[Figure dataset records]

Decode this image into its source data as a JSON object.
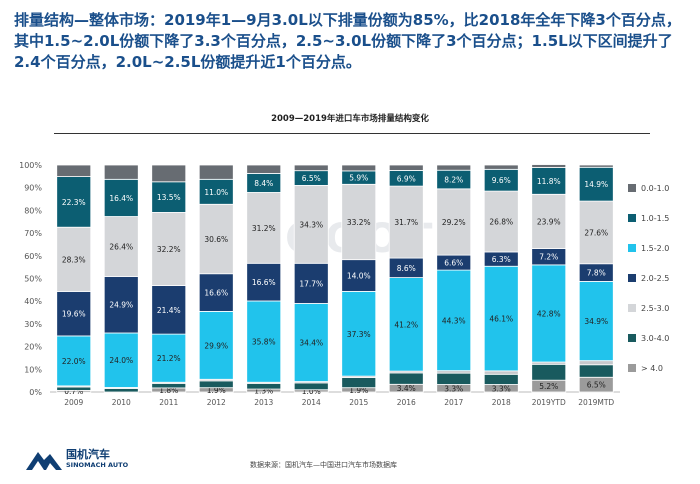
{
  "headline": "排量结构—整体市场：2019年1—9月3.0L以下排量份额为85%，比2018年全年下降3个百分点，其中1.5~2.0L份额下降了3.3个百分点，2.5~3.0L份额下降了3个百分点；1.5L以下区间提升了2.4个百分点，2.0L~2.5L份额提升近1个百分点。",
  "footer": {
    "brand_cn": "国机汽车",
    "brand_en": "SINOMACH AUTO",
    "source": "数据来源：国机汽车—中国进口汽车市场数据库"
  },
  "chart_data": {
    "type": "bar",
    "stacked": true,
    "title": "2009—2019年进口车市场排量结构变化",
    "categories": [
      "2009",
      "2010",
      "2011",
      "2012",
      "2013",
      "2014",
      "2015",
      "2016",
      "2017",
      "2018",
      "2019YTD",
      "2019MTD"
    ],
    "ylim": [
      0,
      100
    ],
    "yticks": [
      "0%",
      "10%",
      "20%",
      "30%",
      "40%",
      "50%",
      "60%",
      "70%",
      "80%",
      "90%",
      "100%"
    ],
    "legend_position": "right",
    "watermark": "YOOOT",
    "series": [
      {
        "name": "> 4.0",
        "color": "#9b9b9b",
        "values": [
          0.7,
          0.0,
          1.8,
          1.9,
          1.3,
          1.0,
          1.9,
          3.4,
          3.3,
          3.3,
          5.2,
          6.5
        ],
        "labels": [
          "0.7%",
          "0.0%",
          "1.8%",
          "1.9%",
          "1.3%",
          "1.0%",
          "1.9%",
          "3.4%",
          "3.3%",
          "3.3%",
          "5.2%",
          "6.5%"
        ]
      },
      {
        "name": "3.0-4.0",
        "color": "#195a5e",
        "values": [
          1.5,
          1.5,
          2.0,
          3.0,
          2.5,
          3.0,
          4.5,
          5.0,
          5.0,
          4.5,
          7.0,
          5.5
        ],
        "labels": [
          "",
          "",
          "",
          "",
          "",
          "",
          "",
          "",
          "",
          "",
          "",
          ""
        ]
      },
      {
        "name": "2.5-3.0",
        "color": "#c6c8cc",
        "values": [
          0.5,
          0.5,
          0.5,
          0.7,
          0.5,
          0.6,
          0.6,
          0.8,
          1.1,
          1.5,
          1.0,
          1.8
        ],
        "labels": [
          "",
          "",
          "",
          "",
          "",
          "",
          "",
          "",
          "",
          "",
          "",
          ""
        ]
      },
      {
        "name": "1.5-2.0",
        "color": "#21c3ec",
        "values": [
          22.0,
          24.0,
          21.2,
          29.9,
          35.8,
          34.4,
          37.3,
          41.2,
          44.3,
          46.1,
          42.8,
          34.9
        ],
        "labels": [
          "22.0%",
          "24.0%",
          "21.2%",
          "29.9%",
          "35.8%",
          "34.4%",
          "37.3%",
          "41.2%",
          "44.3%",
          "46.1%",
          "42.8%",
          "34.9%"
        ]
      },
      {
        "name": "2.0-2.5",
        "color": "#1b3d6f",
        "values": [
          19.6,
          24.9,
          21.4,
          16.6,
          16.6,
          17.7,
          14.0,
          8.6,
          6.6,
          6.3,
          7.2,
          7.8
        ],
        "labels": [
          "19.6%",
          "24.9%",
          "21.4%",
          "16.6%",
          "16.6%",
          "17.7%",
          "14.0%",
          "8.6%",
          "6.6%",
          "6.3%",
          "7.2%",
          "7.8%"
        ]
      },
      {
        "name": "2.5-3.0",
        "color": "#d4d6d9",
        "values": [
          28.3,
          26.4,
          32.2,
          30.6,
          31.2,
          34.3,
          33.2,
          31.7,
          29.2,
          26.8,
          23.9,
          27.6
        ],
        "labels": [
          "28.3%",
          "26.4%",
          "32.2%",
          "30.6%",
          "31.2%",
          "34.3%",
          "33.2%",
          "31.7%",
          "29.2%",
          "26.8%",
          "23.9%",
          "27.6%"
        ]
      },
      {
        "name": "1.0-1.5",
        "color": "#0c5e72",
        "values": [
          22.3,
          16.4,
          13.5,
          11.0,
          8.4,
          6.5,
          5.9,
          6.9,
          8.2,
          9.6,
          11.8,
          14.9
        ],
        "labels": [
          "22.3%",
          "16.4%",
          "13.5%",
          "11.0%",
          "8.4%",
          "6.5%",
          "5.9%",
          "6.9%",
          "8.2%",
          "9.6%",
          "11.8%",
          "14.9%"
        ]
      },
      {
        "name": "0.0-1.0",
        "color": "#676c72",
        "values": [
          5.1,
          6.3,
          7.4,
          6.3,
          3.7,
          2.5,
          2.6,
          2.4,
          2.3,
          1.9,
          1.3,
          1.0
        ],
        "labels": [
          "",
          "",
          "",
          "",
          "",
          "",
          "",
          "",
          "",
          "",
          "",
          ""
        ]
      }
    ],
    "legend": [
      {
        "name": "0.0-1.0",
        "color": "#676c72"
      },
      {
        "name": "1.0-1.5",
        "color": "#0c5e72"
      },
      {
        "name": "1.5-2.0",
        "color": "#21c3ec"
      },
      {
        "name": "2.0-2.5",
        "color": "#1b3d6f"
      },
      {
        "name": "2.5-3.0",
        "color": "#d4d6d9"
      },
      {
        "name": "3.0-4.0",
        "color": "#195a5e"
      },
      {
        "name": "> 4.0",
        "color": "#9b9b9b"
      }
    ]
  }
}
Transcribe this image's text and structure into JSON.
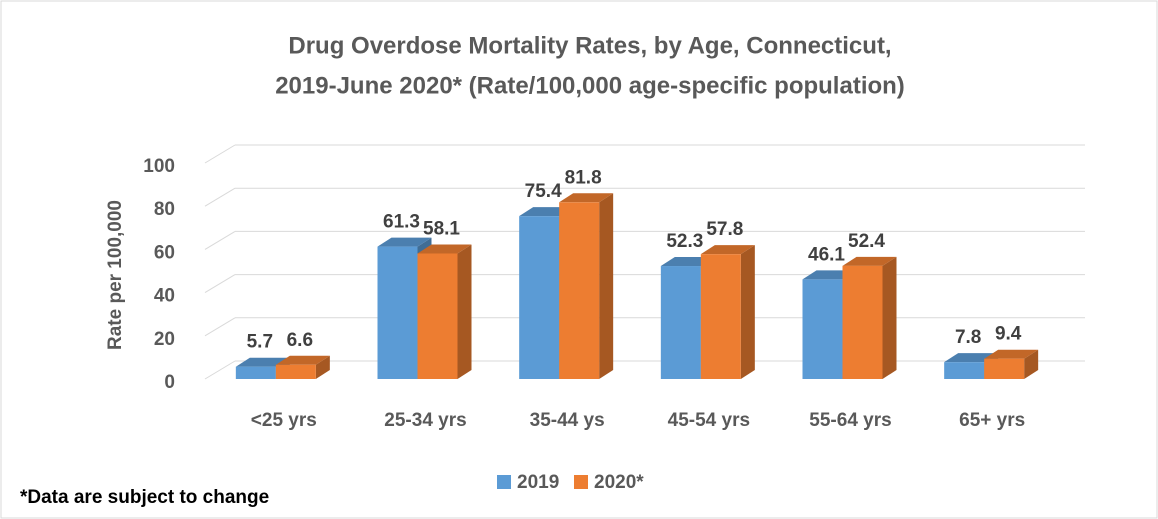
{
  "chart_data": {
    "type": "bar3d",
    "title": [
      "Drug Overdose Mortality Rates, by Age, Connecticut,",
      "2019-June 2020* (Rate/100,000  age-specific population)"
    ],
    "y_label": "Rate per 100,000",
    "categories": [
      "<25 yrs",
      "25-34 yrs",
      "35-44 ys",
      "45-54 yrs",
      "55-64 yrs",
      "65+ yrs"
    ],
    "series": [
      {
        "name": "2019",
        "color": "#5b9bd5",
        "values": [
          5.7,
          61.3,
          75.4,
          52.3,
          46.1,
          7.8
        ]
      },
      {
        "name": "2020*",
        "color": "#ed7d31",
        "values": [
          6.6,
          58.1,
          81.8,
          57.8,
          52.4,
          9.4
        ]
      }
    ],
    "ylim": [
      0,
      100
    ],
    "yticks": [
      0,
      20,
      40,
      60,
      80,
      100
    ],
    "grid": true,
    "legend": "bottom",
    "note": "*Data are subject to change"
  }
}
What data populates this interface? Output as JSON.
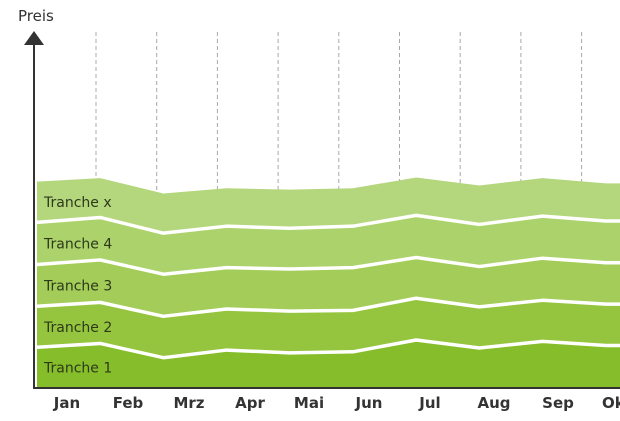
{
  "chart_data": {
    "type": "area",
    "ylabel": "Preis",
    "xlabel": "",
    "categories": [
      "Jan",
      "Feb",
      "Mrz",
      "Apr",
      "Mai",
      "Jun",
      "Jul",
      "Aug",
      "Sep",
      "Okt"
    ],
    "ylim": [
      0,
      100
    ],
    "grid": "vertical-dashed",
    "series": [
      {
        "name": "Tranche 1",
        "color": "#86bd2a",
        "values": [
          11.7,
          12.8,
          8.7,
          10.9,
          10.1,
          10.4,
          13.8,
          11.5,
          13.4,
          12.2
        ]
      },
      {
        "name": "Tranche 2",
        "color": "#95c43f",
        "values": [
          23.5,
          24.6,
          20.6,
          22.7,
          22.1,
          22.3,
          25.8,
          23.3,
          25.2,
          24.1
        ]
      },
      {
        "name": "Tranche 3",
        "color": "#a3cc58",
        "values": [
          35.5,
          36.8,
          32.7,
          34.6,
          34.2,
          34.6,
          37.5,
          34.9,
          37.3,
          36.0
        ]
      },
      {
        "name": "Tranche 4",
        "color": "#acd26c",
        "values": [
          47.6,
          49.0,
          44.5,
          46.5,
          45.9,
          46.5,
          49.6,
          47.0,
          49.4,
          48.0
        ]
      },
      {
        "name": "Tranche x",
        "color": "#b4d67c",
        "values": [
          59.3,
          60.3,
          55.9,
          57.4,
          57.0,
          57.4,
          60.5,
          58.2,
          60.3,
          58.8
        ]
      }
    ]
  }
}
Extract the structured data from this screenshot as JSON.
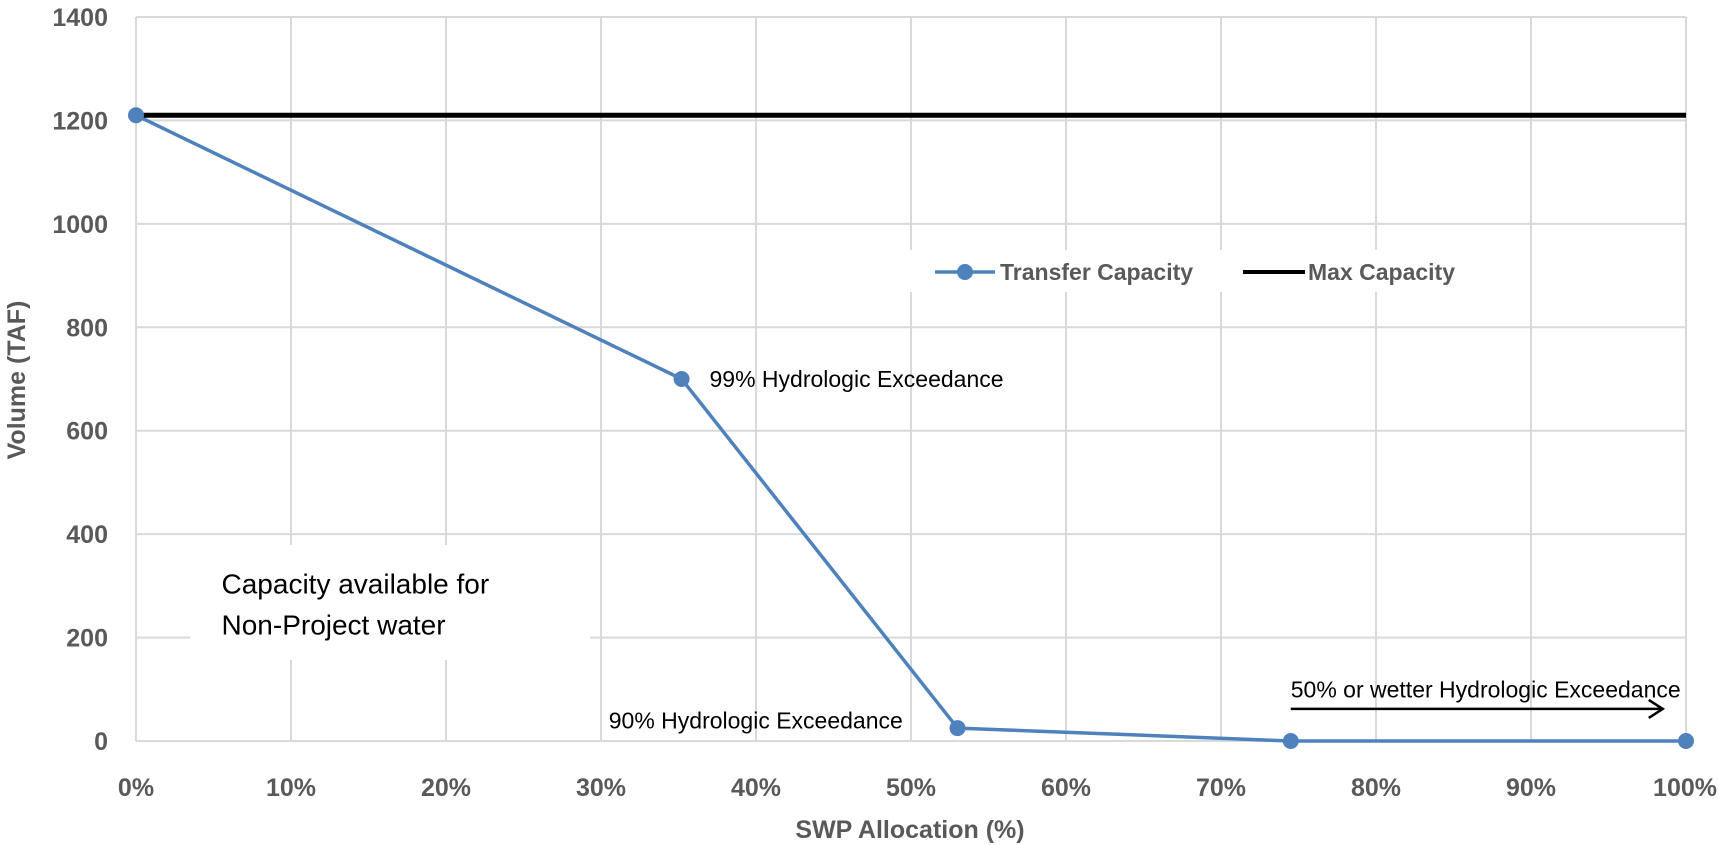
{
  "chart_data": {
    "type": "line",
    "xlabel": "SWP Allocation (%)",
    "ylabel": "Volume (TAF)",
    "xlim": [
      0,
      100
    ],
    "ylim": [
      0,
      1400
    ],
    "x_ticks": [
      "0%",
      "10%",
      "20%",
      "30%",
      "40%",
      "50%",
      "60%",
      "70%",
      "80%",
      "90%",
      "100%"
    ],
    "y_ticks": [
      "0",
      "200",
      "400",
      "600",
      "800",
      "1000",
      "1200",
      "1400"
    ],
    "grid": true,
    "legend_position": "upper-center",
    "series": [
      {
        "name": "Transfer Capacity",
        "color": "#4f81bd",
        "marker": "circle",
        "points": [
          {
            "x": 0,
            "y": 1210
          },
          {
            "x": 35.2,
            "y": 700
          },
          {
            "x": 53,
            "y": 25
          },
          {
            "x": 74.5,
            "y": 0
          },
          {
            "x": 100,
            "y": 0
          }
        ]
      },
      {
        "name": "Max Capacity",
        "color": "#000000",
        "marker": "none",
        "points": [
          {
            "x": 0,
            "y": 1210
          },
          {
            "x": 100,
            "y": 1210
          }
        ]
      }
    ],
    "annotations": [
      {
        "text": "99% Hydrologic Exceedance",
        "x": 37,
        "y": 700
      },
      {
        "text": "90% Hydrologic Exceedance",
        "x": 30.5,
        "y": 40
      },
      {
        "text": "50% or wetter Hydrologic Exceedance",
        "x": 74.5,
        "y": 100
      },
      {
        "text": "Capacity available for",
        "x": 5,
        "y": 305
      },
      {
        "text": "Non-Project water",
        "x": 5,
        "y": 225
      }
    ],
    "arrow": {
      "from": [
        74.5,
        62
      ],
      "to": [
        98.5,
        62
      ]
    }
  }
}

#### Given task
Search the data for the word "this" and copy each line where it appears.

#### Full response
Decode this image into its source data as a JSON object.
Transcribe this image's text and structure into JSON.
What data populates this interface? Output as JSON.
Extract the structured data from this screenshot as JSON.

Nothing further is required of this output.